Exercise:
How many lines in the records below hold the string "title"? Please answer with the number and nothing more.

Exercise material:
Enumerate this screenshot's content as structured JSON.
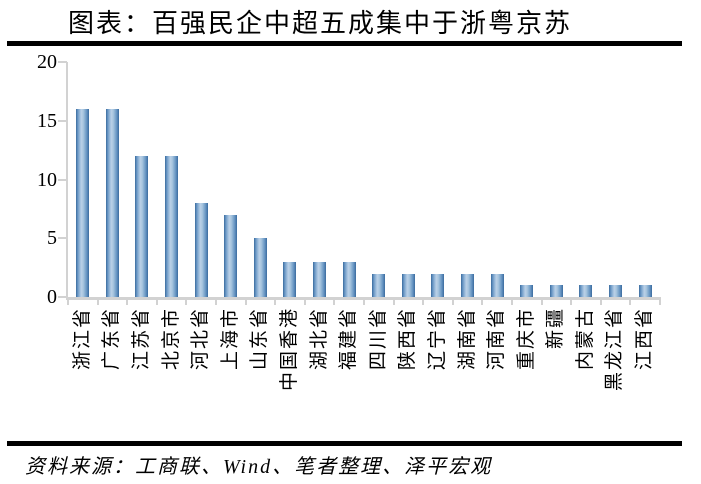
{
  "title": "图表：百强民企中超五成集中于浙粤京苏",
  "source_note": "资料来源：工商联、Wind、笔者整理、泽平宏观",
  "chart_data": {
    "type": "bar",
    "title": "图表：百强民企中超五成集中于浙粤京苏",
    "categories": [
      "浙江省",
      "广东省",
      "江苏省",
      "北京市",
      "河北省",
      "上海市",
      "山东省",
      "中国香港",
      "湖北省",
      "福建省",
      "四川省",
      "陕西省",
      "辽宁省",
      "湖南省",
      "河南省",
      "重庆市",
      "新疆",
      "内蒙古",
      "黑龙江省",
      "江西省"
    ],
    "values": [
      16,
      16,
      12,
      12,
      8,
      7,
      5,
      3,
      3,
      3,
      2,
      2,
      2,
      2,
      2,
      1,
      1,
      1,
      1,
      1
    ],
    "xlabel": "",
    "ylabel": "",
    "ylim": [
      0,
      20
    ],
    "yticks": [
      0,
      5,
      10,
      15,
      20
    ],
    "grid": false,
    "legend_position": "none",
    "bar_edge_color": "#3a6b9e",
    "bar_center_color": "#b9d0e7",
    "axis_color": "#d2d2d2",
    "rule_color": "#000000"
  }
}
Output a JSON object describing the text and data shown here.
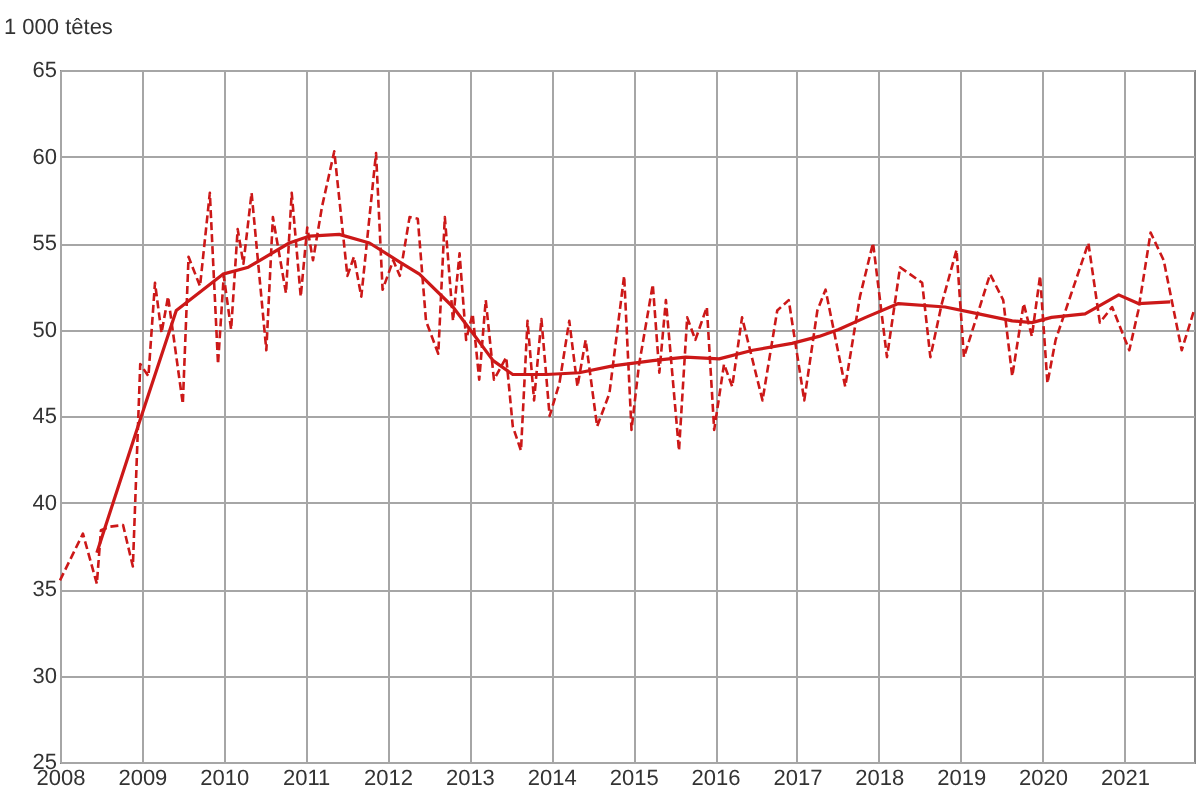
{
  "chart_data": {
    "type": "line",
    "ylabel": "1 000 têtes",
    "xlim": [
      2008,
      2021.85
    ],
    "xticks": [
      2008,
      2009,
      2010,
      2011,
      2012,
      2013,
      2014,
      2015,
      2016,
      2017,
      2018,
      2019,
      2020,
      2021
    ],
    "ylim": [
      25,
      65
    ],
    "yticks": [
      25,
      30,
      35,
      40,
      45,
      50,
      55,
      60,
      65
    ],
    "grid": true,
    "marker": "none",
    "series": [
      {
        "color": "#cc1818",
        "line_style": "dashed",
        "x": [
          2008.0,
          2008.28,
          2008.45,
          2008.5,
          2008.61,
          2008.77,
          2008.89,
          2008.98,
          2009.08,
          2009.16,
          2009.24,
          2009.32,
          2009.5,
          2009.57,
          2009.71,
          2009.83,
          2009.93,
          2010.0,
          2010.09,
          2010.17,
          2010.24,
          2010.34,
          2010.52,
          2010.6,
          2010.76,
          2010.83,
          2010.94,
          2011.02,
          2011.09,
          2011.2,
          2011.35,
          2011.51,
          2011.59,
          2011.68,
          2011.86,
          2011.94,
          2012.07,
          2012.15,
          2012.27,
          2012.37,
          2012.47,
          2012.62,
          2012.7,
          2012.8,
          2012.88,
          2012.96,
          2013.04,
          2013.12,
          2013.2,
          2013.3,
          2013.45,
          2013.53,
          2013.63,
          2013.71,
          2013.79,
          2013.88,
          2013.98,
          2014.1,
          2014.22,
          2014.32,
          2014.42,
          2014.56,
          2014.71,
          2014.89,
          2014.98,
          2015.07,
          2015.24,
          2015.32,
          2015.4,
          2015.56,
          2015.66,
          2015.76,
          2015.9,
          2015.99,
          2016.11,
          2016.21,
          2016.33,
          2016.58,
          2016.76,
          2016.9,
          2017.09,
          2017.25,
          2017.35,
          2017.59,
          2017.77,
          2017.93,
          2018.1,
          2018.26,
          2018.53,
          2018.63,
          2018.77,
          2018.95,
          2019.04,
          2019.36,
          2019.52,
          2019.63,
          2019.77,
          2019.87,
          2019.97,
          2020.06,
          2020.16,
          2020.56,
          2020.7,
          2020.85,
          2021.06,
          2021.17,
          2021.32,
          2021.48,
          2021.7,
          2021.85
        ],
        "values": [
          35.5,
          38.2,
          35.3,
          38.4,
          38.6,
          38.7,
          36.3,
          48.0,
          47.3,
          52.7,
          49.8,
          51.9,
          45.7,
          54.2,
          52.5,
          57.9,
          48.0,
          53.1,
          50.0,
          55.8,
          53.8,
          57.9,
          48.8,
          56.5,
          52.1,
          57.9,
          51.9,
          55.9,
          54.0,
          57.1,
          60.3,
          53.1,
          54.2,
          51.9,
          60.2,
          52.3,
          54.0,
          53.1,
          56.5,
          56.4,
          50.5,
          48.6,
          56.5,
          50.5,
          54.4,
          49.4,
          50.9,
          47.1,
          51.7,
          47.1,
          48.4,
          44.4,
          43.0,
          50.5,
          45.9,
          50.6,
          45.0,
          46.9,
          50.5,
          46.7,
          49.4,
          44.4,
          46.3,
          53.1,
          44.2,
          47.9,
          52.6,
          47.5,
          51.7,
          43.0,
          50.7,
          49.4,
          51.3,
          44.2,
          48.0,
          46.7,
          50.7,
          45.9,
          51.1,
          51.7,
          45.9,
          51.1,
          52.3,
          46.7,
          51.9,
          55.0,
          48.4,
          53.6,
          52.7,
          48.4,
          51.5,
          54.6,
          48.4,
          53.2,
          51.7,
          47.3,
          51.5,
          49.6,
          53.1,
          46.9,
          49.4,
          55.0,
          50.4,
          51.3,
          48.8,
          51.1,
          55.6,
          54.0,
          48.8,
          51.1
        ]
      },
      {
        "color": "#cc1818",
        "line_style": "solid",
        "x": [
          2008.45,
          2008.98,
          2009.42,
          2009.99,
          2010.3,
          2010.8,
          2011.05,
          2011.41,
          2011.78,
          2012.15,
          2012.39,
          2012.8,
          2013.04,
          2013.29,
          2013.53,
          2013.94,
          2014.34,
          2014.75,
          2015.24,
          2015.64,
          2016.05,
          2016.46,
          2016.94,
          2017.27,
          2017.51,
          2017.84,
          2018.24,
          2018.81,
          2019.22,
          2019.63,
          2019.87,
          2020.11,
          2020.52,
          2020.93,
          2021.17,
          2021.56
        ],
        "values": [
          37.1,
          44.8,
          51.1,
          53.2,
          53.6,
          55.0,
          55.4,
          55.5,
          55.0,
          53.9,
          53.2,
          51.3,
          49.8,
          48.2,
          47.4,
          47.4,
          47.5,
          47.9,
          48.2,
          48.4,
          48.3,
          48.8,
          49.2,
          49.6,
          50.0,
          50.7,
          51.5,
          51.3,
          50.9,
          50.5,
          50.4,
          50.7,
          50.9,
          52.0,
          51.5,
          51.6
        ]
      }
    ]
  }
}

Full solution:
2